Reproduce all of the data exactly, with no line skipped.

######

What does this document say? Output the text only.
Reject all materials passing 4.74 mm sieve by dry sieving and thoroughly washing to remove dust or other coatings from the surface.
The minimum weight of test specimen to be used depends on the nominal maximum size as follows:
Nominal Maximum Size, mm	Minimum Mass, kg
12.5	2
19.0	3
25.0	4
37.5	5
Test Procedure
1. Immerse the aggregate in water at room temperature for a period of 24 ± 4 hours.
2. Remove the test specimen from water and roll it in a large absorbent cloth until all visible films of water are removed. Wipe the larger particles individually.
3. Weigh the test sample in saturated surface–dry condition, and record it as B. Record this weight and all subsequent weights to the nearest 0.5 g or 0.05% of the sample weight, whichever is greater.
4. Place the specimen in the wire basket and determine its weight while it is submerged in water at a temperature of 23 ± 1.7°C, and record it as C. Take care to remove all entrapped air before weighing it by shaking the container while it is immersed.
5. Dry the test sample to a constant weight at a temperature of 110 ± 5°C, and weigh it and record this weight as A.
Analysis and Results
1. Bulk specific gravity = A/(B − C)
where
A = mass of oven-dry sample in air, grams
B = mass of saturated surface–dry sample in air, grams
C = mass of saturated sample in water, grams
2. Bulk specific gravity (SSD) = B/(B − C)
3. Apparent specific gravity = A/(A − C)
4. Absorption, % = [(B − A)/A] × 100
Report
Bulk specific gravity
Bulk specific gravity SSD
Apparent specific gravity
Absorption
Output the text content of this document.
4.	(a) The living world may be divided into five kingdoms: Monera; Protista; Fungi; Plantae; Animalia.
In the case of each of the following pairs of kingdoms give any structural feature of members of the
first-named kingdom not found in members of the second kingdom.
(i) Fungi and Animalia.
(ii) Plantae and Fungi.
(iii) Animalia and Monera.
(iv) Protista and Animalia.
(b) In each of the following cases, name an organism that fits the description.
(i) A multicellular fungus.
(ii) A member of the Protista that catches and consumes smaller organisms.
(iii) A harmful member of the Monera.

######

**RESPONSE:**
What does this document say? Output the text only.
Reject all materials passing 4.74 mm sieve by dry sieving and thoroughly washing to remove dust or other coatings from the surface.
The minimum weight of test specimen to be used depends on the nominal maximum size as follows:
Nominal Maximum Size, mm	Minimum Mass, kg
12.5	2
19.0	3
25.0	4
37.5	5
Test Procedure
1. Immerse the aggregate in water at room temperature for a period of 24 ± 4 hours.
2. Remove the test specimen from water and roll it in a large absorbent cloth until all visible films of water are removed. Wipe the larger particles individually.
3. Weigh the test sample in saturated surface–dry condition, and record it as B. Record this weight and all subsequent weights to the nearest 0.5 g or 0.05% of the sample weight, whichever is greater.
4. Place the specimen in the wire basket and determine its weight while it is submerged in water at a temperature of 23 ± 1.7°C, and record it as C. Take care to remove all entrapped air before weighing it by shaking the container while it is immersed.
5. Dry the test sample to a constant weight at a temperature of 110 ± 5°C, and weigh it and record this weight as A.
Analysis and Results
1. Bulk specific gravity = A/(B − C)
where
A = mass of oven-dry sample in air, grams
B = mass of saturated surface–dry sample in air, grams
C = mass of saturated sample in water, grams
2. Bulk specific gravity (SSD) = B/(B − C)
3. Apparent specific gravity = A/(A − C)
4. Absorption, % = [(B − A)/A] × 100
Report
Bulk specific gravity
Bulk specific gravity SSD
Apparent specific gravity
Absorption
Output the text content of this document.
4.	(a) The living world may be divided into five kingdoms: Monera; Protista; Fungi; Plantae; Animalia.
In the case of each of the following pairs of kingdoms give any structural feature of members of the
first-named kingdom not found in members of the second kingdom.
(i) Fungi and Animalia.
(ii) Plantae and Fungi.
(iii) Animalia and Monera.
(iv) Protista and Animalia.
(b) In each of the following cases, name an organism that fits the description.
(i) A multicellular fungus.
(ii) A member of the Protista that catches and consumes smaller organisms.
(iii) A harmful member of the Monera.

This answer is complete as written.